** START DATA TO PROCESS **

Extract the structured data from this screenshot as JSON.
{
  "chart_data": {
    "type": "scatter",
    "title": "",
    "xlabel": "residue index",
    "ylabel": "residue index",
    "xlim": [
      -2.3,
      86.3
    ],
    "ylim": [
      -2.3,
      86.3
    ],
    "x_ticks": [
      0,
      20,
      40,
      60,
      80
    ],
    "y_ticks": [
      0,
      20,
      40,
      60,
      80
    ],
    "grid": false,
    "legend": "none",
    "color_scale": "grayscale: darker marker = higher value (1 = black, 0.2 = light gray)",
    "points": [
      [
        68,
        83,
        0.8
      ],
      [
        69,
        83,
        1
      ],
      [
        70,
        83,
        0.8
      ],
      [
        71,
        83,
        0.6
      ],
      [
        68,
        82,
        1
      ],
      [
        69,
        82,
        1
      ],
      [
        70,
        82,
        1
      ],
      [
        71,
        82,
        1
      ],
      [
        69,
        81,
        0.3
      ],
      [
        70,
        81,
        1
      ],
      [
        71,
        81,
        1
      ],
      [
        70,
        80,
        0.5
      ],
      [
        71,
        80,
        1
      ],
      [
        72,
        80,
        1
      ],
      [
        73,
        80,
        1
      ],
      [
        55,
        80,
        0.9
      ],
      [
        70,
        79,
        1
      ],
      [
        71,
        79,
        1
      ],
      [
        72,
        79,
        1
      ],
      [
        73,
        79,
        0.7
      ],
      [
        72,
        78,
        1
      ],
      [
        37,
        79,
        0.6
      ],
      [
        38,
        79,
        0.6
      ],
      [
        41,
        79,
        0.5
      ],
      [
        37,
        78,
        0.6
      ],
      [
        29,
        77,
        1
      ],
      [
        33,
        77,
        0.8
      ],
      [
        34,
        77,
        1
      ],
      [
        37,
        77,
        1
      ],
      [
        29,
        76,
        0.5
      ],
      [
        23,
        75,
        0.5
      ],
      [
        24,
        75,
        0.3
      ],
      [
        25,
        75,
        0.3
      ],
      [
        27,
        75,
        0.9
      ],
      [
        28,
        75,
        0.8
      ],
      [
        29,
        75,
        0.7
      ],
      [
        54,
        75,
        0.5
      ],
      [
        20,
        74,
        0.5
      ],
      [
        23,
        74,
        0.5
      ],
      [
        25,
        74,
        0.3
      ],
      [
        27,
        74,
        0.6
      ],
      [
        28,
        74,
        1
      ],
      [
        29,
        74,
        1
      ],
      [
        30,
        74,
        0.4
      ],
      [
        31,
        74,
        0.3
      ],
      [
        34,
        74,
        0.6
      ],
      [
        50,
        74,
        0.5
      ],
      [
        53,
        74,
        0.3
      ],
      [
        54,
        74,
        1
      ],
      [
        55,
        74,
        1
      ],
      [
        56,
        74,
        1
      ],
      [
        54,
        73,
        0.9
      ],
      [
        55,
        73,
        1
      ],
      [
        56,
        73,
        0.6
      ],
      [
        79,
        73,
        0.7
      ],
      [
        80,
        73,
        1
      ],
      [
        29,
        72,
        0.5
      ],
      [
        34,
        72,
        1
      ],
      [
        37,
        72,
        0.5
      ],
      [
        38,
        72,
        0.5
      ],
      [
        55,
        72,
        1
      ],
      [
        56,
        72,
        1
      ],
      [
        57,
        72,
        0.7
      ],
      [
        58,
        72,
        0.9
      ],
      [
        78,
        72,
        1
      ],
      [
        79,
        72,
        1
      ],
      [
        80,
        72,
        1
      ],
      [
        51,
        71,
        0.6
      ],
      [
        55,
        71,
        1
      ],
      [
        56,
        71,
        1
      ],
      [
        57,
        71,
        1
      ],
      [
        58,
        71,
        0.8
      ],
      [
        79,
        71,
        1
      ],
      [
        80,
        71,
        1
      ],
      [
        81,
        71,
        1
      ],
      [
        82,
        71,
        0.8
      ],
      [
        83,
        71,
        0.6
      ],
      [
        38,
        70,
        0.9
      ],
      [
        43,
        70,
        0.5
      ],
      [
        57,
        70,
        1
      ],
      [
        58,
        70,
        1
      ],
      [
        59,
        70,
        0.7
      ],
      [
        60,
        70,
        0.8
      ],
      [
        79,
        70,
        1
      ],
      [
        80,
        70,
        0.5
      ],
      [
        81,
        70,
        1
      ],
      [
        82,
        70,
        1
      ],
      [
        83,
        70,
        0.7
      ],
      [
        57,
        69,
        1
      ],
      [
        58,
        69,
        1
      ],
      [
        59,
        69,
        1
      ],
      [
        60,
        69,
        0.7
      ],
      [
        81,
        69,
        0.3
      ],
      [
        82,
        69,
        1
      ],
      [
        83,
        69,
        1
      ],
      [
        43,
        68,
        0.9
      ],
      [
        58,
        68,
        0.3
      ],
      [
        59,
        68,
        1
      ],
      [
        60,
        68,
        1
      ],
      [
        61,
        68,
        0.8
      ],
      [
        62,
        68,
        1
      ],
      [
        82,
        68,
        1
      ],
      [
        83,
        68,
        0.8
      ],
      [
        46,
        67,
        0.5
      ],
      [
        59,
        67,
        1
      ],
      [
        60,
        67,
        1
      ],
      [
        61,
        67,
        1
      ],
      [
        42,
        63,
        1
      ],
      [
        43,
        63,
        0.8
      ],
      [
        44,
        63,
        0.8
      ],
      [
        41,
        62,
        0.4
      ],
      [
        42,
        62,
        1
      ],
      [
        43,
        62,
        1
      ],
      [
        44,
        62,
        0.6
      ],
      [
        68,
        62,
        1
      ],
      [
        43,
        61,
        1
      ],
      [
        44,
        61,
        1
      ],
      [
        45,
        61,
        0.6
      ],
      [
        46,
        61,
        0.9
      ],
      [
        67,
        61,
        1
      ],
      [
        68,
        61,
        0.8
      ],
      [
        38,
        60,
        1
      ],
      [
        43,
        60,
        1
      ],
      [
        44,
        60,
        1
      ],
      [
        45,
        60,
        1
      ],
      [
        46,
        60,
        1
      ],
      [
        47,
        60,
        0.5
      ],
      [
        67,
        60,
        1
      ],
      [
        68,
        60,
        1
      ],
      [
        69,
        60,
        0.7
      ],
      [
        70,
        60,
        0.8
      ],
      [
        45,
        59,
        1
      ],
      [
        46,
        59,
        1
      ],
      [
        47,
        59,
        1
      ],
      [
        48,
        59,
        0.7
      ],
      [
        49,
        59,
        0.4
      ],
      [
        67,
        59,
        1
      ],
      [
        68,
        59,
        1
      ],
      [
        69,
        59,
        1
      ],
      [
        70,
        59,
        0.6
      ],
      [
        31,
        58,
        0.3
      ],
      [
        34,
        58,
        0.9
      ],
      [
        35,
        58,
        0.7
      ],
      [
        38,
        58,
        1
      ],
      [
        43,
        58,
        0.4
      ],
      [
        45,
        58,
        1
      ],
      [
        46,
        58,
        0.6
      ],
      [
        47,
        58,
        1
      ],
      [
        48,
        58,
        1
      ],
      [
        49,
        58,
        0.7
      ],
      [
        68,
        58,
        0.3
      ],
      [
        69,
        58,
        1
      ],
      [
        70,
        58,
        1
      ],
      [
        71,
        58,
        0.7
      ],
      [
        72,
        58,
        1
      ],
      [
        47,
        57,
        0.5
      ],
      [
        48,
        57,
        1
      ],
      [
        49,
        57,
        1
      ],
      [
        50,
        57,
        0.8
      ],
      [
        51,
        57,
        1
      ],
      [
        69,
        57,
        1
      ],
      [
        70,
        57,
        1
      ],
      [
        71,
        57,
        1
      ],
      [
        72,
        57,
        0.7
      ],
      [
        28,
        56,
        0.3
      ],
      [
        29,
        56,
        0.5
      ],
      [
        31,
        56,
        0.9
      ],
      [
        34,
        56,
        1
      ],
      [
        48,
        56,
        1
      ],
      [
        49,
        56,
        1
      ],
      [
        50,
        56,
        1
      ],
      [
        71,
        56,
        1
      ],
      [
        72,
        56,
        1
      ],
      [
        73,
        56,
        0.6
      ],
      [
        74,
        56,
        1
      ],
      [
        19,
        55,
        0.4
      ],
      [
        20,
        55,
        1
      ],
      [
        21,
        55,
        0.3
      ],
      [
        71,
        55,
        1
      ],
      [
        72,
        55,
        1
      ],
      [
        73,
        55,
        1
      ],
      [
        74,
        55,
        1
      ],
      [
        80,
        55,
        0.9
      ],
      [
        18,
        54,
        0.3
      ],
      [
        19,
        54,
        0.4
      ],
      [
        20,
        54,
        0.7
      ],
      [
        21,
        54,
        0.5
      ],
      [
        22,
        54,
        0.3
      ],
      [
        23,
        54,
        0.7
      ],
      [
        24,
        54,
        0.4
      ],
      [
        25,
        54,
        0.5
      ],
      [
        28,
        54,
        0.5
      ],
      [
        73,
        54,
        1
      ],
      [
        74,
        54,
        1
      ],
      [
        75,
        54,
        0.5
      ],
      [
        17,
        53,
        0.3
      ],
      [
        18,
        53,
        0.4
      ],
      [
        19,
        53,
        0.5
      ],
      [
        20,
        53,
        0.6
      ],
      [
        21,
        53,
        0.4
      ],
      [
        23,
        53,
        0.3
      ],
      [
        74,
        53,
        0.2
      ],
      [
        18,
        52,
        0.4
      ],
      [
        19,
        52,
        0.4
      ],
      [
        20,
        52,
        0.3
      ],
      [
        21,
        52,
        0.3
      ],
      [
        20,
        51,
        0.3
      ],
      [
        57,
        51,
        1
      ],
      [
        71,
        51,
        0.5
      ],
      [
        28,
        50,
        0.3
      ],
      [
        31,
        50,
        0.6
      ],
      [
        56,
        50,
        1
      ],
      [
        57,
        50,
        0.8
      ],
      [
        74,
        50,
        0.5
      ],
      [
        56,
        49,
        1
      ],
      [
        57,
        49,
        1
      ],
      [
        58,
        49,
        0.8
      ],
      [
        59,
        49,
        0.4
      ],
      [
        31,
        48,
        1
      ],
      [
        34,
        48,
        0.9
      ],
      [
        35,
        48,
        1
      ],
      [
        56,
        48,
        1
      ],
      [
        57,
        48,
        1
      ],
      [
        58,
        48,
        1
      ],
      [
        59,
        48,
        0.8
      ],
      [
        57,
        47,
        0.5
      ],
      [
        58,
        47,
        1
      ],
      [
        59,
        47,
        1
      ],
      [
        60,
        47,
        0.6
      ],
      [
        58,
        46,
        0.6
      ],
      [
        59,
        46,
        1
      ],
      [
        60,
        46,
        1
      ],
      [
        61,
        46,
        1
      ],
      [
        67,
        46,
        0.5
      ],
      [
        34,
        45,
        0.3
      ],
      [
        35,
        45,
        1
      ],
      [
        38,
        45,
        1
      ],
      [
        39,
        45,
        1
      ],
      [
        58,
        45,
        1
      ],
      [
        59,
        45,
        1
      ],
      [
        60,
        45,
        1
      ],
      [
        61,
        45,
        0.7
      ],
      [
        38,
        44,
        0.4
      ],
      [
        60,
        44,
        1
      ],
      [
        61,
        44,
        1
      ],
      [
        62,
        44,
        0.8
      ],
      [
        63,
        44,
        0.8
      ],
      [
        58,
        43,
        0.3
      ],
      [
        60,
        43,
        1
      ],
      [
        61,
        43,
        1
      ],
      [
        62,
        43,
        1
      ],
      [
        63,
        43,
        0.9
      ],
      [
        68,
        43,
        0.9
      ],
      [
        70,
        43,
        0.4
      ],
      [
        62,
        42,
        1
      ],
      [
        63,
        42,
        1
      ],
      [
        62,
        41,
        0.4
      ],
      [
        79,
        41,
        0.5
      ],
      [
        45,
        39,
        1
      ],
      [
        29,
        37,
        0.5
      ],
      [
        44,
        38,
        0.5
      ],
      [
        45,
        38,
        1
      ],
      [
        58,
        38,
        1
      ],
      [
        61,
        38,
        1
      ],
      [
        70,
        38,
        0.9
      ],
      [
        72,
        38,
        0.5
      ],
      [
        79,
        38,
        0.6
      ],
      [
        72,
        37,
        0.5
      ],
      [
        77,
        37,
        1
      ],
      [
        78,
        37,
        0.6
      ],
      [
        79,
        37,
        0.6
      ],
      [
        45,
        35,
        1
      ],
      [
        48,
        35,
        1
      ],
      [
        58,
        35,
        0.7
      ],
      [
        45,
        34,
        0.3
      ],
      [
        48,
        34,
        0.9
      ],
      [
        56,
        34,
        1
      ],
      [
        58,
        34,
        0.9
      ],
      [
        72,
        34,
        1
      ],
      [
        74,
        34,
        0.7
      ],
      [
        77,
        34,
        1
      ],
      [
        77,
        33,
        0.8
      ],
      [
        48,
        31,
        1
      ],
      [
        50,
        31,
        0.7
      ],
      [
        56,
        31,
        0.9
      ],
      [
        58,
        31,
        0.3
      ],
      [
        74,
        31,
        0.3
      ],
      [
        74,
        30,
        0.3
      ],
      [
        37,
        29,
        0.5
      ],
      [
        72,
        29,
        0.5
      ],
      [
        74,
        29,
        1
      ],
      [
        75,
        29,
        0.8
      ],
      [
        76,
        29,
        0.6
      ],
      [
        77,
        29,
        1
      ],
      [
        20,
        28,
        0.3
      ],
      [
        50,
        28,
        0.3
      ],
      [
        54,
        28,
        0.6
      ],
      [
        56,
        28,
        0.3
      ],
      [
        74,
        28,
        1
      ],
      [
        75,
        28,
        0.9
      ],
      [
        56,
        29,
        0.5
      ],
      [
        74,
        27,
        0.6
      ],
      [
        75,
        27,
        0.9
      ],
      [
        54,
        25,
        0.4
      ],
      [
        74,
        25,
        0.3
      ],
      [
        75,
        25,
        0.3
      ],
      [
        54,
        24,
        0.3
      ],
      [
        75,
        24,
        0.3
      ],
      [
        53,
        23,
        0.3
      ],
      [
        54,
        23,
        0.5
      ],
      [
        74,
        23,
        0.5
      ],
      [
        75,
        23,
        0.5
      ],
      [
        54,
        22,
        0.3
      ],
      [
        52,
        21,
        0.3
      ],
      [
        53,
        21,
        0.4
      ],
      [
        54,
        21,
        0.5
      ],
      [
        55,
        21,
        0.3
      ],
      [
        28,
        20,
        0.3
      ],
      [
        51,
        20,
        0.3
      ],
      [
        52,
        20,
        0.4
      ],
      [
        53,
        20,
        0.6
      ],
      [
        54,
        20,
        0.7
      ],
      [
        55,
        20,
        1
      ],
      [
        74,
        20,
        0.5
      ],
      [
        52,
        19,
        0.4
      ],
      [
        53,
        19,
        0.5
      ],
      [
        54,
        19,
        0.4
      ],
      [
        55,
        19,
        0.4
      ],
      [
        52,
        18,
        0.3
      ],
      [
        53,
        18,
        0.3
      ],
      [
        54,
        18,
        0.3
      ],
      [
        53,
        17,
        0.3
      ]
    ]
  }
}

** END DATA TO PROCESS **

Go through the records and show every line with the string "index" in it.

» REPLY TO THE TASK
    "xlabel": "residue index",
    "ylabel": "residue index",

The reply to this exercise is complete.